(Data entries for graphics)
* * * * * * *

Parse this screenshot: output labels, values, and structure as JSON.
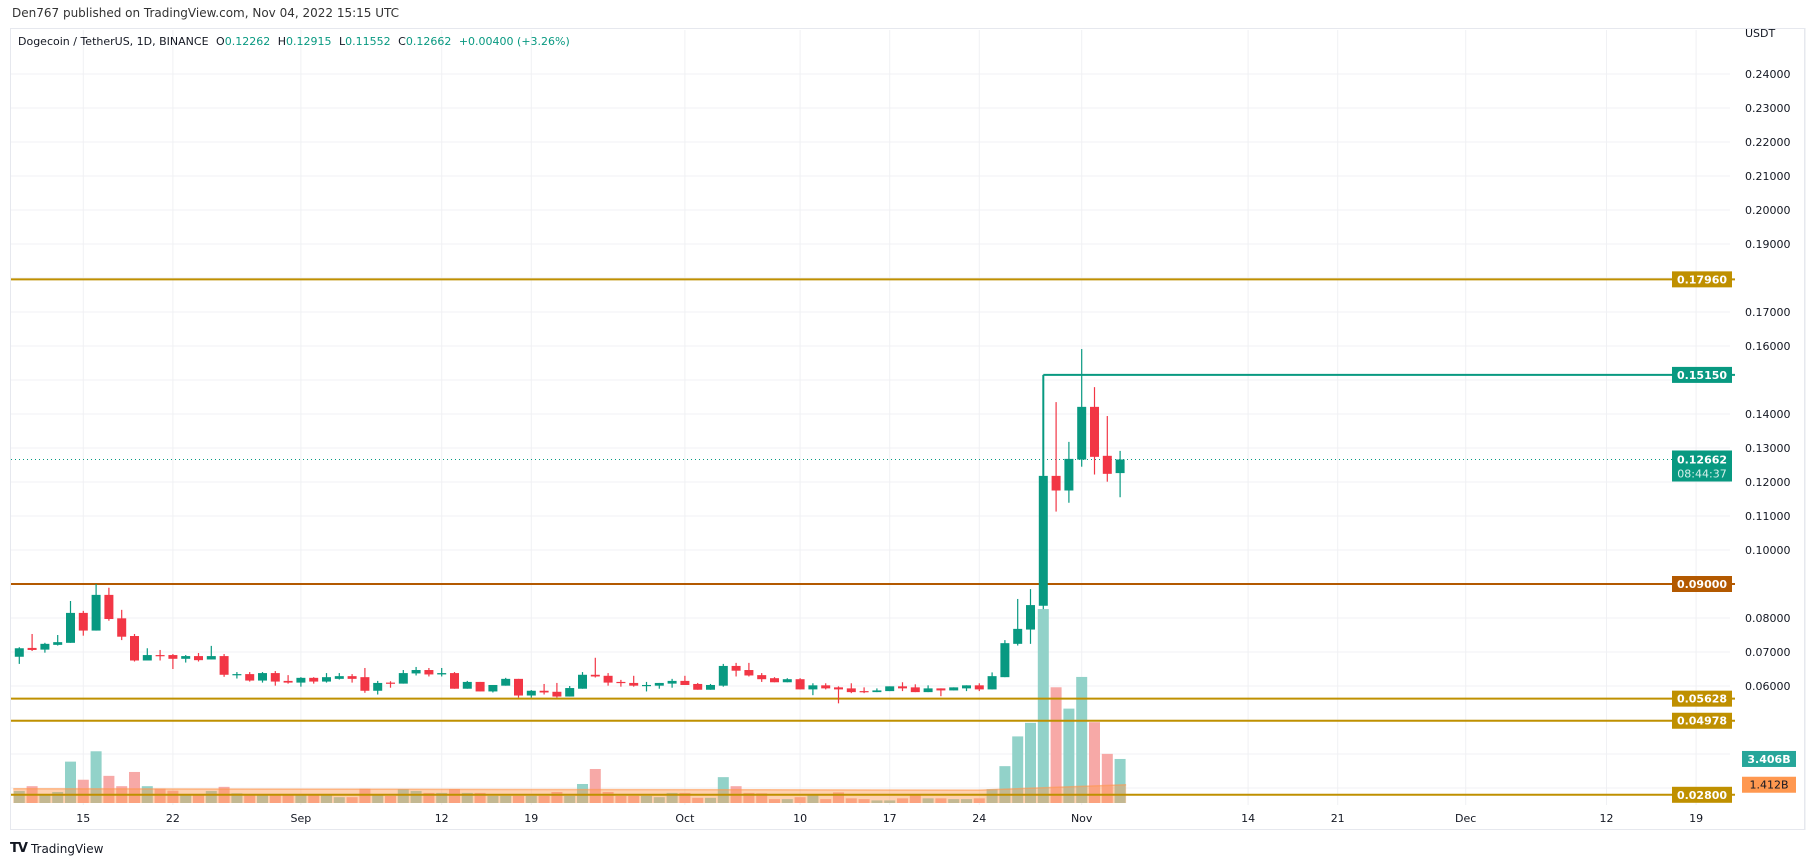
{
  "publish_line": "Den767 published on TradingView.com, Nov 04, 2022 15:15 UTC",
  "legend": {
    "symbol": "Dogecoin / TetherUS, 1D, BINANCE",
    "open_label": "O",
    "open": "0.12262",
    "high_label": "H",
    "high": "0.12915",
    "low_label": "L",
    "low": "0.11552",
    "close_label": "C",
    "close": "0.12662",
    "change": "+0.00400 (+3.26%)"
  },
  "footer": {
    "brand": "TradingView",
    "logo_text": "TV"
  },
  "colors": {
    "up": "#089981",
    "down": "#f23645",
    "gold": "#bf9000",
    "orange": "#b35900",
    "volume_ma": "#ff9850"
  },
  "chart_data": {
    "type": "candlestick",
    "currency": "USDT",
    "ylim": [
      0.028,
      0.245
    ],
    "grid": true,
    "price_ticks": [
      "0.24000",
      "0.23000",
      "0.22000",
      "0.21000",
      "0.20000",
      "0.19000",
      "0.17000",
      "0.16000",
      "0.14000",
      "0.13000",
      "0.12000",
      "0.11000",
      "0.10000",
      "0.08000",
      "0.07000",
      "0.06000"
    ],
    "x_ticks": [
      {
        "label": "15",
        "date": "2022-08-15"
      },
      {
        "label": "22",
        "date": "2022-08-22"
      },
      {
        "label": "Sep",
        "date": "2022-09-01"
      },
      {
        "label": "12",
        "date": "2022-09-12"
      },
      {
        "label": "19",
        "date": "2022-09-19"
      },
      {
        "label": "Oct",
        "date": "2022-10-01"
      },
      {
        "label": "10",
        "date": "2022-10-10"
      },
      {
        "label": "17",
        "date": "2022-10-17"
      },
      {
        "label": "24",
        "date": "2022-10-24"
      },
      {
        "label": "Nov",
        "date": "2022-11-01"
      },
      {
        "label": "14",
        "date": "2022-11-14"
      },
      {
        "label": "21",
        "date": "2022-11-21"
      },
      {
        "label": "Dec",
        "date": "2022-12-01"
      },
      {
        "label": "12",
        "date": "2022-12-12"
      },
      {
        "label": "19",
        "date": "2022-12-19"
      }
    ],
    "candle_fields": [
      "date",
      "open",
      "high",
      "low",
      "close",
      "volume_billions"
    ],
    "candles": [
      [
        "2022-08-10",
        0.0686,
        0.0714,
        0.0665,
        0.0711,
        0.93
      ],
      [
        "2022-08-11",
        0.0712,
        0.0753,
        0.0703,
        0.0706,
        1.3
      ],
      [
        "2022-08-12",
        0.0707,
        0.0727,
        0.0698,
        0.0724,
        0.6
      ],
      [
        "2022-08-13",
        0.0721,
        0.075,
        0.0719,
        0.0729,
        0.85
      ],
      [
        "2022-08-14",
        0.0727,
        0.085,
        0.0727,
        0.0815,
        3.2
      ],
      [
        "2022-08-15",
        0.0815,
        0.0821,
        0.0748,
        0.0763,
        1.8
      ],
      [
        "2022-08-16",
        0.0763,
        0.09,
        0.0763,
        0.0868,
        4.0
      ],
      [
        "2022-08-17",
        0.0868,
        0.0889,
        0.0792,
        0.0797,
        2.1
      ],
      [
        "2022-08-18",
        0.0799,
        0.0824,
        0.0735,
        0.0745,
        1.3
      ],
      [
        "2022-08-19",
        0.0747,
        0.0753,
        0.0672,
        0.0675,
        2.4
      ],
      [
        "2022-08-20",
        0.0675,
        0.0711,
        0.0675,
        0.0691,
        1.3
      ],
      [
        "2022-08-21",
        0.0691,
        0.0706,
        0.0675,
        0.0688,
        1.1
      ],
      [
        "2022-08-22",
        0.0691,
        0.0694,
        0.065,
        0.068,
        0.95
      ],
      [
        "2022-08-23",
        0.068,
        0.0691,
        0.0669,
        0.0688,
        0.6
      ],
      [
        "2022-08-24",
        0.0688,
        0.0697,
        0.0672,
        0.0676,
        0.6
      ],
      [
        "2022-08-25",
        0.0678,
        0.0718,
        0.0678,
        0.0688,
        0.93
      ],
      [
        "2022-08-26",
        0.0688,
        0.0694,
        0.0627,
        0.0633,
        1.25
      ],
      [
        "2022-08-27",
        0.0633,
        0.0641,
        0.0622,
        0.0635,
        0.75
      ],
      [
        "2022-08-28",
        0.0635,
        0.0641,
        0.0613,
        0.0616,
        0.6
      ],
      [
        "2022-08-29",
        0.0616,
        0.0641,
        0.061,
        0.0638,
        0.6
      ],
      [
        "2022-08-30",
        0.0638,
        0.0644,
        0.0601,
        0.0613,
        0.6
      ],
      [
        "2022-08-31",
        0.0615,
        0.0632,
        0.0607,
        0.061,
        0.6
      ],
      [
        "2022-09-01",
        0.061,
        0.0626,
        0.0598,
        0.0624,
        0.6
      ],
      [
        "2022-09-02",
        0.0624,
        0.0626,
        0.0607,
        0.0613,
        0.6
      ],
      [
        "2022-09-03",
        0.0613,
        0.0638,
        0.061,
        0.0626,
        0.6
      ],
      [
        "2022-09-04",
        0.0621,
        0.0638,
        0.0619,
        0.0629,
        0.45
      ],
      [
        "2022-09-05",
        0.0629,
        0.0635,
        0.061,
        0.0621,
        0.45
      ],
      [
        "2022-09-06",
        0.0626,
        0.0653,
        0.058,
        0.0586,
        1.1
      ],
      [
        "2022-09-07",
        0.0586,
        0.0615,
        0.0575,
        0.0609,
        0.6
      ],
      [
        "2022-09-08",
        0.061,
        0.0614,
        0.0595,
        0.0607,
        0.55
      ],
      [
        "2022-09-09",
        0.0607,
        0.0647,
        0.0607,
        0.0638,
        1.08
      ],
      [
        "2022-09-10",
        0.0637,
        0.0656,
        0.0631,
        0.0647,
        0.93
      ],
      [
        "2022-09-11",
        0.0647,
        0.0653,
        0.0628,
        0.0634,
        0.78
      ],
      [
        "2022-09-12",
        0.0634,
        0.0653,
        0.0628,
        0.0638,
        0.78
      ],
      [
        "2022-09-13",
        0.0638,
        0.0641,
        0.0592,
        0.0592,
        1.08
      ],
      [
        "2022-09-14",
        0.0592,
        0.0615,
        0.0592,
        0.0612,
        0.78
      ],
      [
        "2022-09-15",
        0.0612,
        0.0612,
        0.0584,
        0.0584,
        0.78
      ],
      [
        "2022-09-16",
        0.0584,
        0.0603,
        0.0581,
        0.0603,
        0.55
      ],
      [
        "2022-09-17",
        0.0601,
        0.0624,
        0.0601,
        0.0621,
        0.55
      ],
      [
        "2022-09-18",
        0.0621,
        0.0621,
        0.0566,
        0.0572,
        0.55
      ],
      [
        "2022-09-19",
        0.0572,
        0.0588,
        0.0566,
        0.0586,
        0.55
      ],
      [
        "2022-09-20",
        0.0586,
        0.0606,
        0.0575,
        0.0581,
        0.55
      ],
      [
        "2022-09-21",
        0.0583,
        0.0609,
        0.0566,
        0.0569,
        0.85
      ],
      [
        "2022-09-22",
        0.0569,
        0.06,
        0.0569,
        0.0594,
        0.55
      ],
      [
        "2022-09-23",
        0.0592,
        0.0641,
        0.0592,
        0.0633,
        1.47
      ],
      [
        "2022-09-24",
        0.0633,
        0.0683,
        0.0625,
        0.0628,
        2.63
      ],
      [
        "2022-09-25",
        0.063,
        0.0638,
        0.0601,
        0.061,
        0.85
      ],
      [
        "2022-09-26",
        0.0612,
        0.0618,
        0.0598,
        0.061,
        0.55
      ],
      [
        "2022-09-27",
        0.0609,
        0.063,
        0.0598,
        0.0601,
        0.55
      ],
      [
        "2022-09-28",
        0.0601,
        0.0612,
        0.0584,
        0.0603,
        0.55
      ],
      [
        "2022-09-29",
        0.0601,
        0.0609,
        0.0592,
        0.0609,
        0.45
      ],
      [
        "2022-09-30",
        0.0607,
        0.0621,
        0.0595,
        0.0615,
        0.78
      ],
      [
        "2022-10-01",
        0.0615,
        0.063,
        0.0603,
        0.0603,
        0.78
      ],
      [
        "2022-10-02",
        0.0606,
        0.0609,
        0.0589,
        0.0589,
        0.4
      ],
      [
        "2022-10-03",
        0.0589,
        0.0606,
        0.0589,
        0.0603,
        0.4
      ],
      [
        "2022-10-04",
        0.0601,
        0.0665,
        0.0598,
        0.0659,
        2.0
      ],
      [
        "2022-10-05",
        0.0659,
        0.0668,
        0.0628,
        0.0645,
        1.3
      ],
      [
        "2022-10-06",
        0.0647,
        0.0668,
        0.0628,
        0.0631,
        0.78
      ],
      [
        "2022-10-07",
        0.0632,
        0.0638,
        0.0612,
        0.062,
        0.75
      ],
      [
        "2022-10-08",
        0.0623,
        0.0626,
        0.0611,
        0.0611,
        0.3
      ],
      [
        "2022-10-09",
        0.0611,
        0.0623,
        0.0611,
        0.062,
        0.3
      ],
      [
        "2022-10-10",
        0.062,
        0.0623,
        0.059,
        0.059,
        0.45
      ],
      [
        "2022-10-11",
        0.059,
        0.0608,
        0.0573,
        0.0602,
        0.6
      ],
      [
        "2022-10-12",
        0.0602,
        0.0608,
        0.059,
        0.0593,
        0.3
      ],
      [
        "2022-10-13",
        0.0596,
        0.0599,
        0.0549,
        0.059,
        0.82
      ],
      [
        "2022-10-14",
        0.0593,
        0.0608,
        0.0579,
        0.0582,
        0.36
      ],
      [
        "2022-10-15",
        0.0585,
        0.0596,
        0.0579,
        0.0582,
        0.3
      ],
      [
        "2022-10-16",
        0.0582,
        0.0593,
        0.0582,
        0.0587,
        0.2
      ],
      [
        "2022-10-17",
        0.0585,
        0.0599,
        0.0585,
        0.0599,
        0.2
      ],
      [
        "2022-10-18",
        0.0599,
        0.0611,
        0.0585,
        0.0593,
        0.36
      ],
      [
        "2022-10-19",
        0.0596,
        0.0605,
        0.0582,
        0.0582,
        0.6
      ],
      [
        "2022-10-20",
        0.0582,
        0.0602,
        0.0582,
        0.0593,
        0.36
      ],
      [
        "2022-10-21",
        0.0593,
        0.0593,
        0.057,
        0.0587,
        0.36
      ],
      [
        "2022-10-22",
        0.0587,
        0.0596,
        0.0587,
        0.0596,
        0.3
      ],
      [
        "2022-10-23",
        0.0593,
        0.0602,
        0.0585,
        0.0602,
        0.3
      ],
      [
        "2022-10-24",
        0.0602,
        0.0608,
        0.0585,
        0.059,
        0.36
      ],
      [
        "2022-10-25",
        0.059,
        0.064,
        0.059,
        0.0629,
        1.07
      ],
      [
        "2022-10-26",
        0.0626,
        0.0735,
        0.0626,
        0.0726,
        2.85
      ],
      [
        "2022-10-27",
        0.0724,
        0.0856,
        0.0719,
        0.0768,
        5.15
      ],
      [
        "2022-10-28",
        0.0766,
        0.0885,
        0.0724,
        0.0838,
        6.2
      ],
      [
        "2022-10-29",
        0.0836,
        0.122,
        0.0826,
        0.1218,
        15.0
      ],
      [
        "2022-10-30",
        0.1218,
        0.1435,
        0.1113,
        0.1175,
        8.95
      ],
      [
        "2022-10-31",
        0.1175,
        0.1318,
        0.1139,
        0.1268,
        7.3
      ],
      [
        "2022-11-01",
        0.1266,
        0.1591,
        0.1245,
        0.1421,
        9.75
      ],
      [
        "2022-11-02",
        0.1421,
        0.1479,
        0.1222,
        0.1274,
        6.25
      ],
      [
        "2022-11-03",
        0.1277,
        0.1394,
        0.1201,
        0.1224,
        3.8
      ],
      [
        "2022-11-04",
        0.12262,
        0.12915,
        0.11552,
        0.12662,
        3.406
      ]
    ],
    "levels": [
      {
        "price": 0.1796,
        "label": "0.17960",
        "color": "#bf9000"
      },
      {
        "price": 0.1515,
        "label": "0.15150",
        "color": "#089981",
        "start_date": "2022-10-29"
      },
      {
        "price": 0.09,
        "label": "0.09000",
        "color": "#b35900"
      },
      {
        "price": 0.05628,
        "label": "0.05628",
        "color": "#bf9000"
      },
      {
        "price": 0.04978,
        "label": "0.04978",
        "color": "#bf9000"
      },
      {
        "price": 0.028,
        "label": "0.02800",
        "color": "#bf9000"
      }
    ],
    "last_price": {
      "price": 0.12662,
      "label": "0.12662",
      "countdown": "08:44:37"
    },
    "volume_label": "3.406B",
    "volume_ma": {
      "label": "1.412B",
      "value": 1.412
    }
  }
}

* * * * * * *

§ What to do
Each line that contains the string "TradingView" counts once; say how many there are and nothing else.

§ Written solution
2